■ **Texte fourni**:
::::::::

Après les généraux, ce fut au tour des journalistes libéraux d’être
emprisonnés. Sur le plan de la liberté de presse, la Turquie est aujourd’hui
classée au 154e rang (sur 179 pays) par Reporters sans frontières. À titre
d’exemple, alors que CNN montrait des dizaines de milliers de manifestants sur
la place Taksim, la version turque de CNN faisait passer un documentaire sur
les manchots de l’Antarctique ! Des mesures d’islamisation rampantes furent prises
: relaxation des lois sur le port du voile islamique ; tentative de loi visant
à criminaliser l’adultère ; condamnation à 13 mois de prison d’un intellectuel
ayant critiqué le prophète Mahomet ; arrêt de vente de boissons alcoolisées la
nuit.
La
revalorisation de la gloire passée de l’Empire ottoman alla jusqu’à exalter
devant des audiences de jeunes turcs l’illustre bataille de Manzikert au cours
de laquelle les Turcs seljuks défirent les chrétiens byzantins en 1071.

::::::::

■ **Extrait de données**:

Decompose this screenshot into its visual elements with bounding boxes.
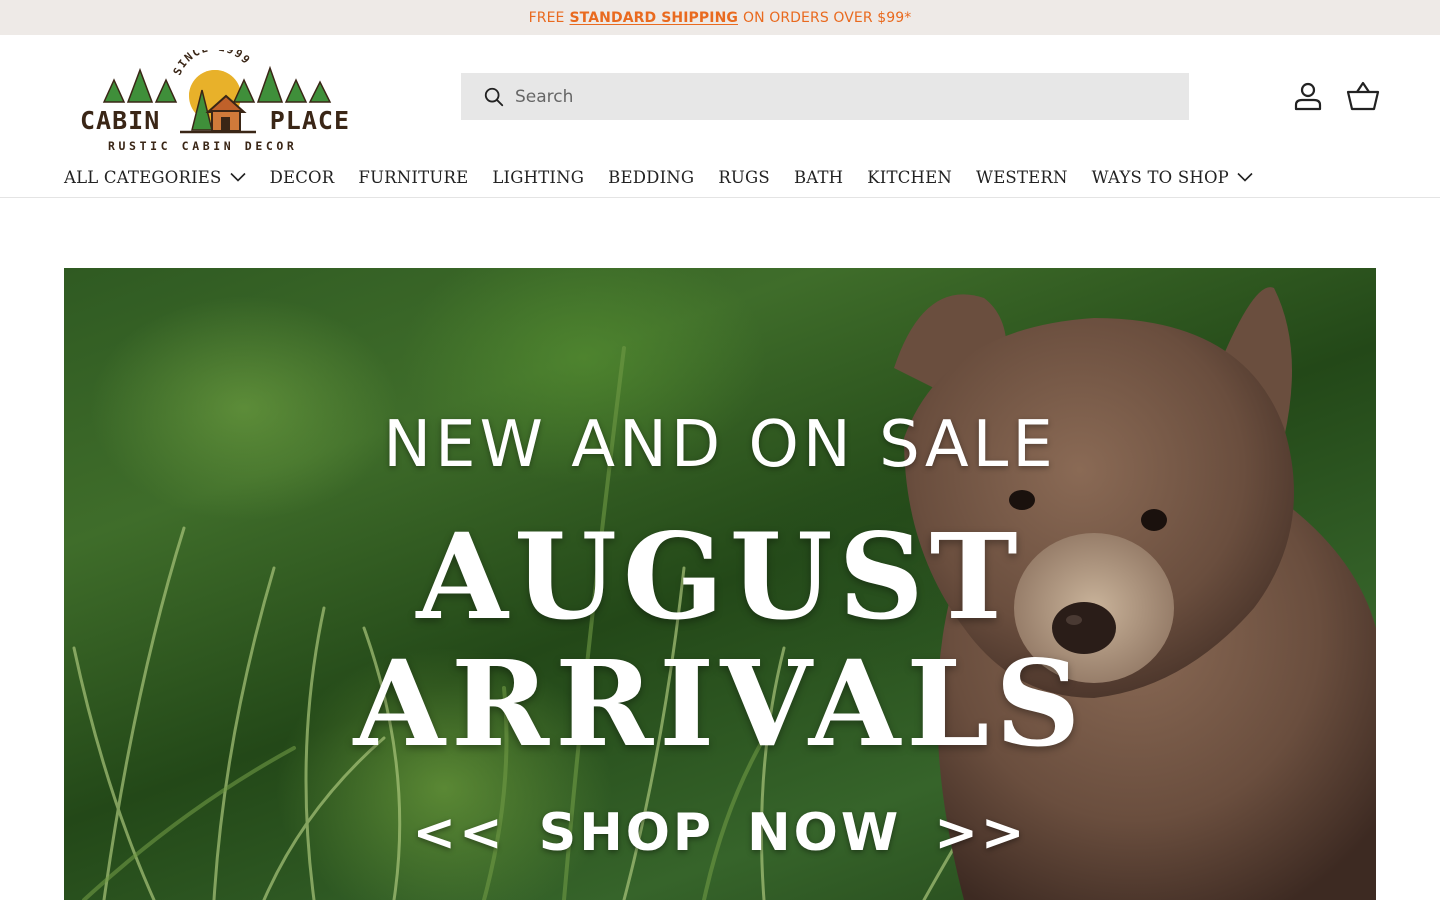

::::::::

■ **Consignes de l'exercice**:
1 - Dans le texte sur la Turquie, quel rang Reporters sans frontières attribue-t-il à ce pays pour la liberté de presse ?
2 - Prolongez le texte sur la Turquie à la suite de sa dernière phrase.
Le matériel ne joue aucun rôle dans cet exercice.

■ **Réponses dans l'ordre**:
1 - Le 154e rang sur 179 pays.

2 -
Pourtant,
le parti d’Erdogan fut réélu avec une majorité de 50 % aux élections
législatives en 2011, ce qui le dispensa de tout accommodement avec des partis
d’opposition. Durant la campagne électorale, Erdogan vanta la performance
économique de la Turquie, 17ème puissance économique du monde. Peu
de personnes prêtèrent alors attention aux dessous de ce succès économique dû
en partie à l’infusion de prêts à court terme consentis essentiellement par les
émirats du Golfe en 2009 et qui atteignirent 115 milliards en 2012. Or, la
dette extérieure à court terme augmente de 30 % par an. La dette publique est
de l’ordre de 80 % du PIB. La dette des consommateurs turcs augmente
annuellement de 40 %, et l’inflation gravite autour de 7 %. Le taux de
croissance prodigieux du PIB à partir de 2010 est maintenant revenu à un niveau
inférieur à celui de 2008. Qui plus est, le ralentissement des économies
d’Europe et de Russie, de même que l’instabilité qui prévaut dans bien des pays
arabes, ont rétréci les marchés d’exportation turcs. Le miracle économique turc
est encore en sursis.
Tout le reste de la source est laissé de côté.